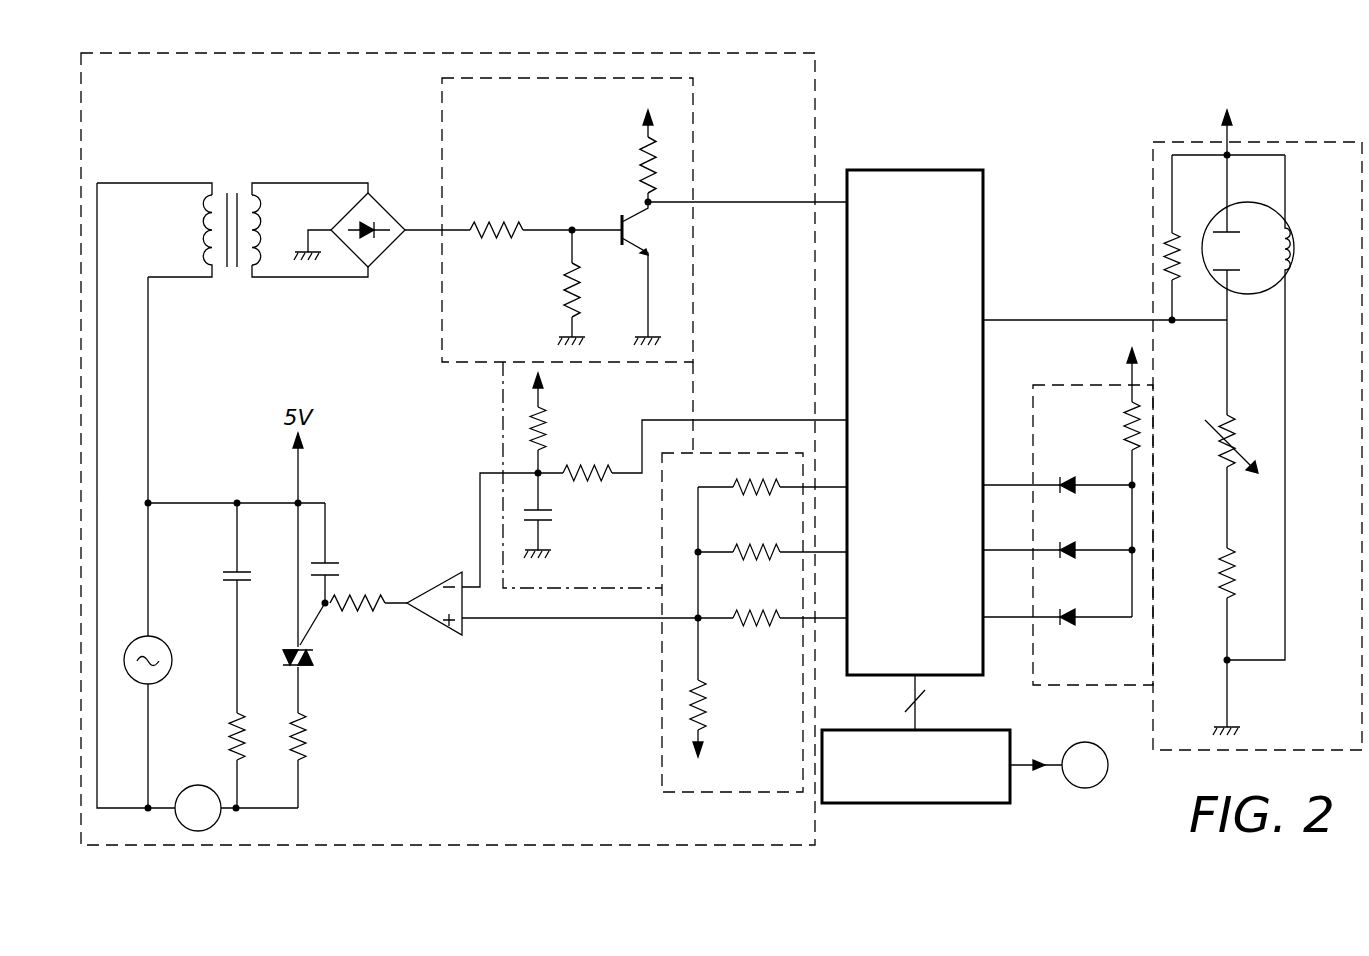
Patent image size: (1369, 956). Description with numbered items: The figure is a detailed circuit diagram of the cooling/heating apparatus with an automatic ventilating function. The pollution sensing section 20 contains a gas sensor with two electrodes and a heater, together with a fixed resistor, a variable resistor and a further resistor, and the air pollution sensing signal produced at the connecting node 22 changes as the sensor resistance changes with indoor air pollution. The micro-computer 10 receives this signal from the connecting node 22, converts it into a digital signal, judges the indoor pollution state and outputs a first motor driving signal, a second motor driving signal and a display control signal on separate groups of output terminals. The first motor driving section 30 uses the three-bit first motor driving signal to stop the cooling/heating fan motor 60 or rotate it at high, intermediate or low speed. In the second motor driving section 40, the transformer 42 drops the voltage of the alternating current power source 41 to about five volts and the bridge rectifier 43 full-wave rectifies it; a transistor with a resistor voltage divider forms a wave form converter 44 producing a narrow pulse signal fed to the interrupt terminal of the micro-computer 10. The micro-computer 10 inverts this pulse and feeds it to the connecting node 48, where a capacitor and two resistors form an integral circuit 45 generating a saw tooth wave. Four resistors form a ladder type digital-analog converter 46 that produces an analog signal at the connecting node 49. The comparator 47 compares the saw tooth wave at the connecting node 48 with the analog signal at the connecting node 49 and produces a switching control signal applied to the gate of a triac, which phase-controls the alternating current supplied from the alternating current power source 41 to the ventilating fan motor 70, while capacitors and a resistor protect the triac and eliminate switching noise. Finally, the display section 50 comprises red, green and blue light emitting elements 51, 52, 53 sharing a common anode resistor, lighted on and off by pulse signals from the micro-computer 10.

The micro-computer 10 is at (928, 170).
The pollution sensing section 20 is at (1243, 415).
The connecting node 22 is at (1172, 324).
The first motor driving section 30 is at (880, 730).
The second motor driving section 40 is at (778, 52).
The alternating current power source 41 is at (160, 638).
The transformer 42 is at (233, 190).
The bridge rectifier 43 is at (388, 212).
The wave form converter 44 is at (605, 265).
The integral circuit 45 is at (637, 475).
The ladder type digital-analog converter 46 is at (717, 623).
The comparator 47 is at (440, 578).
The connecting node 48 is at (492, 448).
The connecting node 49 is at (733, 649).
The display section 50 is at (1068, 501).
The red light emitting element 51 is at (1070, 478).
The green light emitting element 52 is at (1070, 543).
The blue light emitting element 53 is at (1070, 610).
The cooling/heating fan motor 60 is at (1075, 745).
The ventilating fan motor 70 is at (202, 785).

[What is being asked]: Reproduce the text of the material above word for word, leaving out the picture.

[Exercise solution]:
Patent image size: (1369, 956). Description with numbered items: The figure is a detailed circuit diagram of the cooling/heating apparatus with an automatic ventilating function. The pollution sensing section 20 contains a gas sensor with two electrodes and a heater, together with a fixed resistor, a variable resistor and a further resistor, and the air pollution sensing signal produced at the connecting node 22 changes as the sensor resistance changes with indoor air pollution. The micro-computer 10 receives this signal from the connecting node 22, converts it into a digital signal, judges the indoor pollution state and outputs a first motor driving signal, a second motor driving signal and a display control signal on separate groups of output terminals. The first motor driving section 30 uses the three-bit first motor driving signal to stop the cooling/heating fan motor 60 or rotate it at high, intermediate or low speed. In the second motor driving section 40, the transformer 42 drops the voltage of the alternating current power source 41 to about five volts and the bridge rectifier 43 full-wave rectifies it; a transistor with a resistor voltage divider forms a wave form converter 44 producing a narrow pulse signal fed to the interrupt terminal of the micro-computer 10. The micro-computer 10 inverts this pulse and feeds it to the connecting node 48, where a capacitor and two resistors form an integral circuit 45 generating a saw tooth wave. Four resistors form a ladder type digital-analog converter 46 that produces an analog signal at the connecting node 49. The comparator 47 compares the saw tooth wave at the connecting node 48 with the analog signal at the connecting node 49 and produces a switching control signal applied to the gate of a triac, which phase-controls the alternating current supplied from the alternating current power source 41 to the ventilating fan motor 70, while capacitors and a resistor protect the triac and eliminate switching noise. Finally, the display section 50 comprises red, green and blue light emitting elements 51, 52, 53 sharing a common anode resistor, lighted on and off by pulse signals from the micro-computer 10.

The micro-computer 10 is at (928, 170).
The pollution sensing section 20 is at (1243, 415).
The connecting node 22 is at (1172, 324).
The first motor driving section 30 is at (880, 730).
The second motor driving section 40 is at (778, 52).
The alternating current power source 41 is at (160, 638).
The transformer 42 is at (233, 190).
The bridge rectifier 43 is at (388, 212).
The wave form converter 44 is at (605, 265).
The integral circuit 45 is at (637, 475).
The ladder type digital-analog converter 46 is at (717, 623).
The comparator 47 is at (440, 578).
The connecting node 48 is at (492, 448).
The connecting node 49 is at (733, 649).
The display section 50 is at (1068, 501).
The red light emitting element 51 is at (1070, 478).
The green light emitting element 52 is at (1070, 543).
The blue light emitting element 53 is at (1070, 610).
The cooling/heating fan motor 60 is at (1075, 745).
The ventilating fan motor 70 is at (202, 785).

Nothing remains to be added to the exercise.